* Input for this task
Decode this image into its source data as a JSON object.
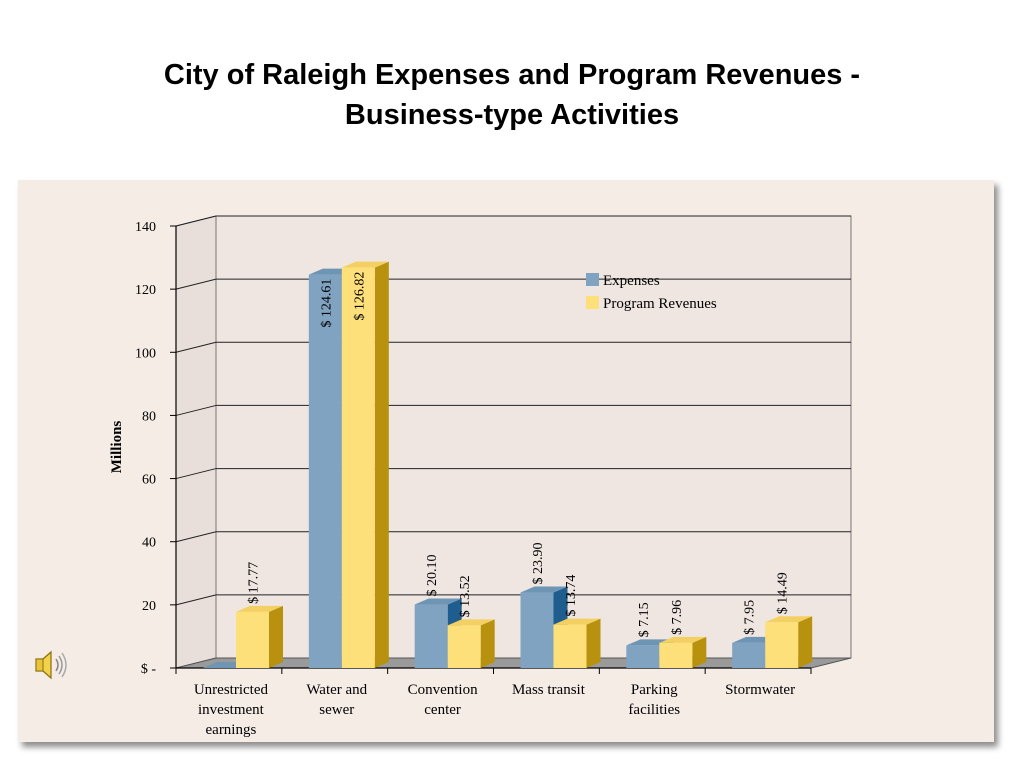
{
  "slide": {
    "title_line1": "City of Raleigh Expenses and Program Revenues -",
    "title_line2": "Business-type Activities"
  },
  "colors": {
    "expenses": "#7fa3c0",
    "program_revenues": "#fde07a"
  },
  "icons": {
    "sound": "speaker-icon"
  },
  "chart_data": {
    "type": "bar",
    "title": "",
    "xlabel": "",
    "ylabel": "Millions",
    "ylim": [
      0,
      140
    ],
    "yticks": [
      0,
      20,
      40,
      60,
      80,
      100,
      120,
      140
    ],
    "ytick_labels": [
      "$ -",
      "20",
      "40",
      "60",
      "80",
      "100",
      "120",
      "140"
    ],
    "categories": [
      [
        "Unrestricted",
        "investment",
        "earnings"
      ],
      [
        "Water and",
        "sewer"
      ],
      [
        "Convention",
        "center"
      ],
      [
        "Mass transit"
      ],
      [
        "Parking",
        "facilities"
      ],
      [
        "Stormwater"
      ]
    ],
    "series": [
      {
        "name": "Expenses",
        "values": [
          0,
          124.61,
          20.1,
          23.9,
          7.15,
          7.95
        ],
        "labels": [
          "",
          "$ 124.61",
          "$ 20.10",
          "$ 23.90",
          "$ 7.15",
          "$ 7.95"
        ]
      },
      {
        "name": "Program Revenues",
        "values": [
          17.77,
          126.82,
          13.52,
          13.74,
          7.96,
          14.49
        ],
        "labels": [
          "$ 17.77",
          "$ 126.82",
          "$ 13.52",
          "$ 13.74",
          "$ 7.96",
          "$ 14.49"
        ]
      }
    ],
    "legend_position": "top-right",
    "grid": true
  }
}
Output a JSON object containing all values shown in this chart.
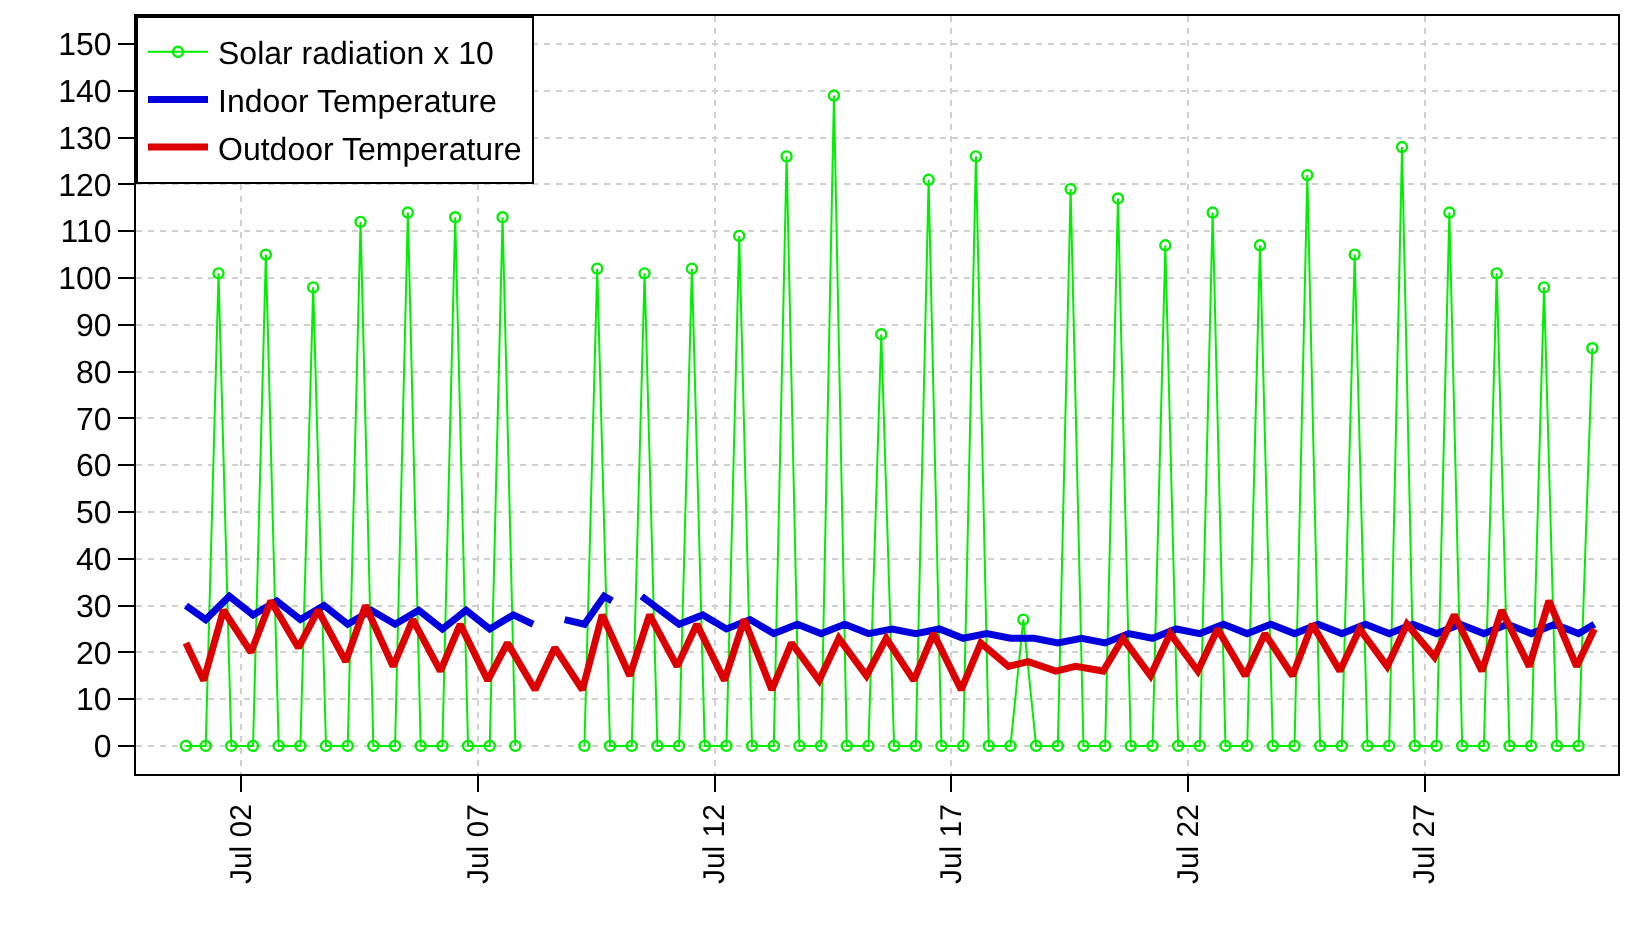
{
  "chart_data": {
    "type": "line",
    "legend": "top left",
    "grid": true,
    "ylim": [
      -6,
      156
    ],
    "yticks": [
      0,
      10,
      20,
      30,
      40,
      50,
      60,
      70,
      80,
      90,
      100,
      110,
      120,
      130,
      140,
      150
    ],
    "xlim": [
      "--06-29T18:40",
      "--07-31T02:00"
    ],
    "xticks": [
      {
        "value": "--07-02",
        "label": "Jul 02"
      },
      {
        "value": "--07-07",
        "label": "Jul 07"
      },
      {
        "value": "--07-12",
        "label": "Jul 12"
      },
      {
        "value": "--07-17",
        "label": "Jul 17"
      },
      {
        "value": "--07-22",
        "label": "Jul 22"
      },
      {
        "value": "--07-27",
        "label": "Jul 27"
      }
    ],
    "series": [
      {
        "name": "Solar radiation x 10",
        "color": "#00ee00",
        "marker": "circle",
        "line_style": "solid",
        "x": [
          "--06-30T20:00",
          "--07-01T06:00",
          "--07-01T12:30",
          "--07-01T19:00",
          "--07-02T06:00",
          "--07-02T12:30",
          "--07-02T19:00",
          "--07-03T06:00",
          "--07-03T12:30",
          "--07-03T19:00",
          "--07-04T06:00",
          "--07-04T12:30",
          "--07-04T19:00",
          "--07-05T06:00",
          "--07-05T12:30",
          "--07-05T19:00",
          "--07-06T06:00",
          "--07-06T12:30",
          "--07-06T19:00",
          "--07-07T06:00",
          "--07-07T12:30",
          "--07-07T19:00",
          "--07-08T06:00",
          "--07-08T12:30",
          "--07-08T19:00",
          "--07-09T06:00",
          "--07-09T12:30",
          "--07-09T19:00",
          "--07-10T06:00",
          "--07-10T12:30",
          "--07-10T19:00",
          "--07-11T06:00",
          "--07-11T12:30",
          "--07-11T19:00",
          "--07-12T06:00",
          "--07-12T12:30",
          "--07-12T19:00",
          "--07-13T06:00",
          "--07-13T12:30",
          "--07-13T19:00",
          "--07-14T06:00",
          "--07-14T12:30",
          "--07-14T19:00",
          "--07-15T06:00",
          "--07-15T12:30",
          "--07-15T19:00",
          "--07-16T06:00",
          "--07-16T12:30",
          "--07-16T19:00",
          "--07-17T06:00",
          "--07-17T12:30",
          "--07-17T19:00",
          "--07-18T06:00",
          "--07-18T12:30",
          "--07-18T19:00",
          "--07-19T06:00",
          "--07-19T12:30",
          "--07-19T19:00",
          "--07-20T06:00",
          "--07-20T12:30",
          "--07-20T19:00",
          "--07-21T06:00",
          "--07-21T12:30",
          "--07-21T19:00",
          "--07-22T06:00",
          "--07-22T12:30",
          "--07-22T19:00",
          "--07-23T06:00",
          "--07-23T12:30",
          "--07-23T19:00",
          "--07-24T06:00",
          "--07-24T12:30",
          "--07-24T19:00",
          "--07-25T06:00",
          "--07-25T12:30",
          "--07-25T19:00",
          "--07-26T06:00",
          "--07-26T12:30",
          "--07-26T19:00",
          "--07-27T06:00",
          "--07-27T12:30",
          "--07-27T19:00",
          "--07-28T06:00",
          "--07-28T12:30",
          "--07-28T19:00",
          "--07-29T06:00",
          "--07-29T12:30",
          "--07-29T19:00",
          "--07-30T06:00",
          "--07-30T13:00"
        ],
        "values": [
          0,
          0,
          101,
          0,
          0,
          105,
          0,
          0,
          98,
          0,
          0,
          112,
          0,
          0,
          114,
          0,
          0,
          113,
          0,
          0,
          113,
          0,
          null,
          null,
          null,
          0,
          102,
          0,
          0,
          101,
          0,
          0,
          102,
          0,
          0,
          109,
          0,
          0,
          126,
          0,
          0,
          139,
          0,
          0,
          88,
          0,
          0,
          121,
          0,
          0,
          126,
          0,
          0,
          27,
          0,
          0,
          119,
          0,
          0,
          117,
          0,
          0,
          107,
          0,
          0,
          114,
          0,
          0,
          107,
          0,
          0,
          122,
          0,
          0,
          105,
          0,
          0,
          128,
          0,
          0,
          114,
          0,
          0,
          101,
          0,
          0,
          98,
          0,
          0,
          85
        ]
      },
      {
        "name": "Indoor Temperature",
        "color": "#0000dd",
        "marker": "none",
        "line_style": "solid",
        "x": [
          "--06-30T20:00",
          "--07-01T06:00",
          "--07-01T18:00",
          "--07-02T06:00",
          "--07-02T18:00",
          "--07-03T06:00",
          "--07-03T18:00",
          "--07-04T06:00",
          "--07-04T18:00",
          "--07-05T06:00",
          "--07-05T18:00",
          "--07-06T06:00",
          "--07-06T18:00",
          "--07-07T06:00",
          "--07-07T18:00",
          "--07-08T04:00",
          "--07-08T08:00",
          "--07-08T20:00",
          "--07-09T06:00",
          "--07-09T16:00",
          "--07-09T20:00",
          "--07-10T00:00",
          "--07-10T11:00",
          "--07-11T06:00",
          "--07-11T18:00",
          "--07-12T06:00",
          "--07-12T18:00",
          "--07-13T06:00",
          "--07-13T18:00",
          "--07-14T06:00",
          "--07-14T18:00",
          "--07-15T06:00",
          "--07-15T18:00",
          "--07-16T06:00",
          "--07-16T18:00",
          "--07-17T06:00",
          "--07-17T18:00",
          "--07-18T06:00",
          "--07-18T18:00",
          "--07-19T06:00",
          "--07-19T18:00",
          "--07-20T06:00",
          "--07-20T18:00",
          "--07-21T06:00",
          "--07-21T18:00",
          "--07-22T06:00",
          "--07-22T18:00",
          "--07-23T06:00",
          "--07-23T18:00",
          "--07-24T06:00",
          "--07-24T18:00",
          "--07-25T06:00",
          "--07-25T18:00",
          "--07-26T06:00",
          "--07-26T18:00",
          "--07-27T06:00",
          "--07-27T18:00",
          "--07-28T06:00",
          "--07-28T18:00",
          "--07-29T06:00",
          "--07-29T18:00",
          "--07-30T06:00",
          "--07-30T14:00"
        ],
        "values": [
          30,
          27,
          32,
          28,
          31,
          27,
          30,
          26,
          29,
          26,
          29,
          25,
          29,
          25,
          28,
          26,
          null,
          27,
          26,
          32,
          31,
          null,
          32,
          26,
          28,
          25,
          27,
          24,
          26,
          24,
          26,
          24,
          25,
          24,
          25,
          23,
          24,
          23,
          23,
          22,
          23,
          22,
          24,
          23,
          25,
          24,
          26,
          24,
          26,
          24,
          26,
          24,
          26,
          24,
          26,
          24,
          26,
          24,
          26,
          24,
          26,
          24,
          26
        ]
      },
      {
        "name": "Outdoor Temperature",
        "color": "#dd0000",
        "marker": "none",
        "line_style": "solid",
        "x": [
          "--06-30T20:00",
          "--07-01T05:00",
          "--07-01T15:00",
          "--07-02T05:00",
          "--07-02T15:00",
          "--07-03T05:00",
          "--07-03T15:00",
          "--07-04T05:00",
          "--07-04T15:00",
          "--07-05T05:00",
          "--07-05T15:00",
          "--07-06T05:00",
          "--07-06T15:00",
          "--07-07T05:00",
          "--07-07T15:00",
          "--07-08T05:00",
          "--07-08T15:00",
          "--07-09T05:00",
          "--07-09T15:00",
          "--07-10T05:00",
          "--07-10T15:00",
          "--07-11T05:00",
          "--07-11T15:00",
          "--07-12T05:00",
          "--07-12T15:00",
          "--07-13T05:00",
          "--07-13T15:00",
          "--07-14T05:00",
          "--07-14T15:00",
          "--07-15T05:00",
          "--07-15T15:00",
          "--07-16T05:00",
          "--07-16T15:00",
          "--07-17T05:00",
          "--07-17T15:00",
          "--07-18T05:00",
          "--07-18T15:00",
          "--07-19T05:00",
          "--07-19T15:00",
          "--07-20T05:00",
          "--07-20T15:00",
          "--07-21T05:00",
          "--07-21T15:00",
          "--07-22T05:00",
          "--07-22T15:00",
          "--07-23T05:00",
          "--07-23T15:00",
          "--07-24T05:00",
          "--07-24T15:00",
          "--07-25T05:00",
          "--07-25T15:00",
          "--07-26T05:00",
          "--07-26T15:00",
          "--07-27T05:00",
          "--07-27T15:00",
          "--07-28T05:00",
          "--07-28T15:00",
          "--07-29T05:00",
          "--07-29T15:00",
          "--07-30T05:00",
          "--07-30T14:00"
        ],
        "values": [
          22,
          14,
          29,
          20,
          31,
          21,
          29,
          18,
          30,
          17,
          27,
          16,
          26,
          14,
          22,
          12,
          21,
          12,
          28,
          15,
          28,
          17,
          26,
          14,
          27,
          12,
          22,
          14,
          23,
          15,
          23,
          14,
          24,
          12,
          22,
          17,
          18,
          16,
          17,
          16,
          23,
          15,
          24,
          16,
          25,
          15,
          24,
          15,
          26,
          16,
          25,
          17,
          26,
          19,
          28,
          16,
          29,
          17,
          31,
          17,
          25
        ]
      }
    ]
  }
}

* Short task
Which lines hold the word "name"? Copy each of them from the records.

* Answer to the problem
        "name": "Expenses",
        "name": "Program Revenues",
        "name": "Solar radiation x 10",
        "name": "Indoor Temperature",
        "name": "Outdoor Temperature",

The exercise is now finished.